GIVEN PROBLEM:
Copy out every one of the following rows word for word, in the order given.

(begin)

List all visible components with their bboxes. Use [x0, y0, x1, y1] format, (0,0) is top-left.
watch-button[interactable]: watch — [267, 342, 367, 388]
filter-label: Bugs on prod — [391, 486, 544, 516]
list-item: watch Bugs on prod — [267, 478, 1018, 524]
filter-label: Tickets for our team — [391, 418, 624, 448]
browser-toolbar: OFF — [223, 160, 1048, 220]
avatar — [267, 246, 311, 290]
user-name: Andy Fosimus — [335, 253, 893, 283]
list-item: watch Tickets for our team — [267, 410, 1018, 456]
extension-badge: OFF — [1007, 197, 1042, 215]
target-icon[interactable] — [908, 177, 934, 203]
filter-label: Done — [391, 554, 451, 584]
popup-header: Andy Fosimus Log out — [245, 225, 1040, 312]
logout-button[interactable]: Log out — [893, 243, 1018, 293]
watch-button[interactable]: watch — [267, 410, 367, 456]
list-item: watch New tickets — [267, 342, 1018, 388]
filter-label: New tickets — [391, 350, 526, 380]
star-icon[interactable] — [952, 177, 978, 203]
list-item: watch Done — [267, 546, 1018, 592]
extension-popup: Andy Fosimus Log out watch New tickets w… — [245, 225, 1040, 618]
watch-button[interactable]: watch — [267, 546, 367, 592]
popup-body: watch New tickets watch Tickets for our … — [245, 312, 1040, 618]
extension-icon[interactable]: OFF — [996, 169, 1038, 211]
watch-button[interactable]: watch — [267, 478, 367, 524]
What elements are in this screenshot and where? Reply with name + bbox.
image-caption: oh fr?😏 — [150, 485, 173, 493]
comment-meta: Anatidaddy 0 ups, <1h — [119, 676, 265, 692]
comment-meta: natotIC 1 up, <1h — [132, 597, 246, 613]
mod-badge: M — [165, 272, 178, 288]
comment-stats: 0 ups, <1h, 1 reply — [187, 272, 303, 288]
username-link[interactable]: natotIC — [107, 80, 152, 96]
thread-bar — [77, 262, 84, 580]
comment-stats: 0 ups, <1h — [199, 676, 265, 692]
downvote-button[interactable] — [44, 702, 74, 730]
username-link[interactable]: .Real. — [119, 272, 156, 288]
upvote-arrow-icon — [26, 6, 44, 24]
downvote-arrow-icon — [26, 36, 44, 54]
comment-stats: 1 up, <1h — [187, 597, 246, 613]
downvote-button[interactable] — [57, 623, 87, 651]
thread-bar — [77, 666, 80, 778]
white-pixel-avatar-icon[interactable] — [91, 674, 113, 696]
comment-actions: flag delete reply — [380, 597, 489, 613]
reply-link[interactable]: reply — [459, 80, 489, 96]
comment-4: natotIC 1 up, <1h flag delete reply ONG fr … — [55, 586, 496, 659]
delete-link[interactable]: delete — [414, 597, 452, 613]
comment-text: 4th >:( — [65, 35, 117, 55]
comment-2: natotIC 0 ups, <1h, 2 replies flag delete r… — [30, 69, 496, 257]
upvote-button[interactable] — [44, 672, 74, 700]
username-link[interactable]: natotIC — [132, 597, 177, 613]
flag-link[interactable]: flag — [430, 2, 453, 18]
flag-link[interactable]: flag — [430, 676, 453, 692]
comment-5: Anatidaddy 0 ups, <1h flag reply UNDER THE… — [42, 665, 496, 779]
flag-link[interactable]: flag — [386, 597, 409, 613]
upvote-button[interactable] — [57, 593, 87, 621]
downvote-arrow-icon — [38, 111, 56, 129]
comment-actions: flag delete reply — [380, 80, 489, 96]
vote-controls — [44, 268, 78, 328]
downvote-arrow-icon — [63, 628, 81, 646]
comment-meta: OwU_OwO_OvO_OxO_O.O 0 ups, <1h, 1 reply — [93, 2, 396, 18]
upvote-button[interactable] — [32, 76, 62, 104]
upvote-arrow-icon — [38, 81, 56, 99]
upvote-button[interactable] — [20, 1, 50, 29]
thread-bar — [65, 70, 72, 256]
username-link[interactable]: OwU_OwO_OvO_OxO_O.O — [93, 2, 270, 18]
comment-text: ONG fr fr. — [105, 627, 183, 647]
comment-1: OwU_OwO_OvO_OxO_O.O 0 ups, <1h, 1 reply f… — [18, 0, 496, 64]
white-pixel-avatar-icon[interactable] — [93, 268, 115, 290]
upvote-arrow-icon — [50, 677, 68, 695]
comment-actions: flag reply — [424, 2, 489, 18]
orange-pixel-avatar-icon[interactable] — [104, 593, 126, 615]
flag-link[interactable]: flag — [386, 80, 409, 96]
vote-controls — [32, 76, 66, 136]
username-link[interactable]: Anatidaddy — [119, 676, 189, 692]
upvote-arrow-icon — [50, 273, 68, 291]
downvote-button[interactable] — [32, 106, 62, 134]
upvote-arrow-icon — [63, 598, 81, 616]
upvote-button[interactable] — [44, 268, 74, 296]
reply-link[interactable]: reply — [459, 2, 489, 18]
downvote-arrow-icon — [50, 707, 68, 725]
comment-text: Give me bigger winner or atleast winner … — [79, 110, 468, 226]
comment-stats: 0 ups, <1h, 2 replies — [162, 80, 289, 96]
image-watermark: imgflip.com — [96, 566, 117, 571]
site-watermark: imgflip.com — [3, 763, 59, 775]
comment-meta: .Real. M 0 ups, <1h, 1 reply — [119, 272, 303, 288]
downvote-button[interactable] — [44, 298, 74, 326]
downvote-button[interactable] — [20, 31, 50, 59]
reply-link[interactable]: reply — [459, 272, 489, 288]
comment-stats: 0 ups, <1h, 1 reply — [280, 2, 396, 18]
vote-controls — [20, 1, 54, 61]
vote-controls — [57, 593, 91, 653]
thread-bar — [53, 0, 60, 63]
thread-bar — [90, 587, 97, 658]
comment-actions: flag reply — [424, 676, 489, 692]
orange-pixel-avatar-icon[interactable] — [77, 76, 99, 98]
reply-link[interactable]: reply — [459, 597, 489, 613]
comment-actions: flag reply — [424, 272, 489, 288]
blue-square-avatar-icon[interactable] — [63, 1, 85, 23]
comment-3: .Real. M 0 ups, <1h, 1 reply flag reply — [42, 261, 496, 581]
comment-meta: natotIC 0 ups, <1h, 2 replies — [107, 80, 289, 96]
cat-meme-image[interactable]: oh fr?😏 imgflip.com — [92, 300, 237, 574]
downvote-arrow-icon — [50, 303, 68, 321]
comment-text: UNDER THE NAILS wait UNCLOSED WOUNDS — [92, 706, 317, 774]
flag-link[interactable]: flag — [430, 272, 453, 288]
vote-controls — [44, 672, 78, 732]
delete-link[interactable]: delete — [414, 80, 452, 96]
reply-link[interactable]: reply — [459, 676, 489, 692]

(end)

THE OUTPUT:
List all visible components with their bboxes. Use [x0, y0, x1, y1] format, (0,0) is top-left.
watch-button[interactable]: watch — [267, 342, 367, 388]
filter-label: Bugs on prod — [391, 486, 544, 516]
list-item: watch Bugs on prod — [267, 478, 1018, 524]
filter-label: Tickets for our team — [391, 418, 624, 448]
browser-toolbar: OFF — [223, 160, 1048, 220]
avatar — [267, 246, 311, 290]
user-name: Andy Fosimus — [335, 253, 893, 283]
list-item: watch Tickets for our team — [267, 410, 1018, 456]
extension-badge: OFF — [1007, 197, 1042, 215]
target-icon[interactable] — [908, 177, 934, 203]
filter-label: Done — [391, 554, 451, 584]
popup-header: Andy Fosimus Log out — [245, 225, 1040, 312]
logout-button[interactable]: Log out — [893, 243, 1018, 293]
watch-button[interactable]: watch — [267, 410, 367, 456]
list-item: watch New tickets — [267, 342, 1018, 388]
filter-label: New tickets — [391, 350, 526, 380]
star-icon[interactable] — [952, 177, 978, 203]
list-item: watch Done — [267, 546, 1018, 592]
extension-popup: Andy Fosimus Log out watch New tickets w… — [245, 225, 1040, 618]
watch-button[interactable]: watch — [267, 546, 367, 592]
popup-body: watch New tickets watch Tickets for our … — [245, 312, 1040, 618]
extension-icon[interactable]: OFF — [996, 169, 1038, 211]
watch-button[interactable]: watch — [267, 478, 367, 524]
What elements are in this screenshot and where? Reply with name + bbox.
image-caption: oh fr?😏 — [150, 485, 173, 493]
comment-meta: Anatidaddy 0 ups, <1h — [119, 676, 265, 692]
comment-meta: natotIC 1 up, <1h — [132, 597, 246, 613]
mod-badge: M — [165, 272, 178, 288]
comment-stats: 0 ups, <1h, 1 reply — [187, 272, 303, 288]
username-link[interactable]: natotIC — [107, 80, 152, 96]
thread-bar — [77, 262, 84, 580]
comment-stats: 0 ups, <1h — [199, 676, 265, 692]
downvote-button[interactable] — [44, 702, 74, 730]
username-link[interactable]: .Real. — [119, 272, 156, 288]
upvote-arrow-icon — [26, 6, 44, 24]
downvote-arrow-icon — [26, 36, 44, 54]
comment-stats: 1 up, <1h — [187, 597, 246, 613]
downvote-button[interactable] — [57, 623, 87, 651]
thread-bar — [77, 666, 80, 778]
white-pixel-avatar-icon[interactable] — [91, 674, 113, 696]
comment-actions: flag delete reply — [380, 597, 489, 613]
reply-link[interactable]: reply — [459, 80, 489, 96]
comment-4: natotIC 1 up, <1h flag delete reply ONG fr … — [55, 586, 496, 659]
delete-link[interactable]: delete — [414, 597, 452, 613]
comment-text: 4th >:( — [65, 35, 117, 55]
comment-2: natotIC 0 ups, <1h, 2 replies flag delete r… — [30, 69, 496, 257]
upvote-button[interactable] — [44, 672, 74, 700]
username-link[interactable]: natotIC — [132, 597, 177, 613]
flag-link[interactable]: flag — [430, 2, 453, 18]
flag-link[interactable]: flag — [430, 676, 453, 692]
comment-5: Anatidaddy 0 ups, <1h flag reply UNDER THE… — [42, 665, 496, 779]
flag-link[interactable]: flag — [386, 597, 409, 613]
upvote-button[interactable] — [57, 593, 87, 621]
downvote-arrow-icon — [38, 111, 56, 129]
comment-actions: flag delete reply — [380, 80, 489, 96]
vote-controls — [44, 268, 78, 328]
downvote-arrow-icon — [63, 628, 81, 646]
comment-meta: OwU_OwO_OvO_OxO_O.O 0 ups, <1h, 1 reply — [93, 2, 396, 18]
upvote-button[interactable] — [32, 76, 62, 104]
upvote-arrow-icon — [38, 81, 56, 99]
upvote-button[interactable] — [20, 1, 50, 29]
thread-bar — [65, 70, 72, 256]
username-link[interactable]: OwU_OwO_OvO_OxO_O.O — [93, 2, 270, 18]
comment-text: ONG fr fr. — [105, 627, 183, 647]
comment-1: OwU_OwO_OvO_OxO_O.O 0 ups, <1h, 1 reply f… — [18, 0, 496, 64]
white-pixel-avatar-icon[interactable] — [93, 268, 115, 290]
upvote-arrow-icon — [50, 677, 68, 695]
comment-actions: flag reply — [424, 2, 489, 18]
orange-pixel-avatar-icon[interactable] — [104, 593, 126, 615]
flag-link[interactable]: flag — [386, 80, 409, 96]
vote-controls — [32, 76, 66, 136]
username-link[interactable]: Anatidaddy — [119, 676, 189, 692]
upvote-arrow-icon — [50, 273, 68, 291]
downvote-button[interactable] — [32, 106, 62, 134]
upvote-arrow-icon — [63, 598, 81, 616]
upvote-button[interactable] — [44, 268, 74, 296]
reply-link[interactable]: reply — [459, 2, 489, 18]
downvote-arrow-icon — [50, 707, 68, 725]
comment-text: Give me bigger winner or atleast winner … — [79, 110, 468, 226]
comment-stats: 0 ups, <1h, 2 replies — [162, 80, 289, 96]
image-watermark: imgflip.com — [96, 566, 117, 571]
site-watermark: imgflip.com — [3, 763, 59, 775]
comment-meta: .Real. M 0 ups, <1h, 1 reply — [119, 272, 303, 288]
downvote-button[interactable] — [44, 298, 74, 326]
downvote-button[interactable] — [20, 31, 50, 59]
reply-link[interactable]: reply — [459, 272, 489, 288]
comment-stats: 0 ups, <1h, 1 reply — [280, 2, 396, 18]
vote-controls — [20, 1, 54, 61]
vote-controls — [57, 593, 91, 653]
thread-bar — [53, 0, 60, 63]
thread-bar — [90, 587, 97, 658]
comment-actions: flag reply — [424, 676, 489, 692]
orange-pixel-avatar-icon[interactable] — [77, 76, 99, 98]
reply-link[interactable]: reply — [459, 597, 489, 613]
comment-actions: flag reply — [424, 272, 489, 288]
blue-square-avatar-icon[interactable] — [63, 1, 85, 23]
comment-3: .Real. M 0 ups, <1h, 1 reply flag reply — [42, 261, 496, 581]
comment-meta: natotIC 0 ups, <1h, 2 replies — [107, 80, 289, 96]
cat-meme-image[interactable]: oh fr?😏 imgflip.com — [92, 300, 237, 574]
downvote-arrow-icon — [50, 303, 68, 321]
comment-text: UNDER THE NAILS wait UNCLOSED WOUNDS — [92, 706, 317, 774]
flag-link[interactable]: flag — [430, 272, 453, 288]
vote-controls — [44, 672, 78, 732]
delete-link[interactable]: delete — [414, 80, 452, 96]
reply-link[interactable]: reply — [459, 676, 489, 692]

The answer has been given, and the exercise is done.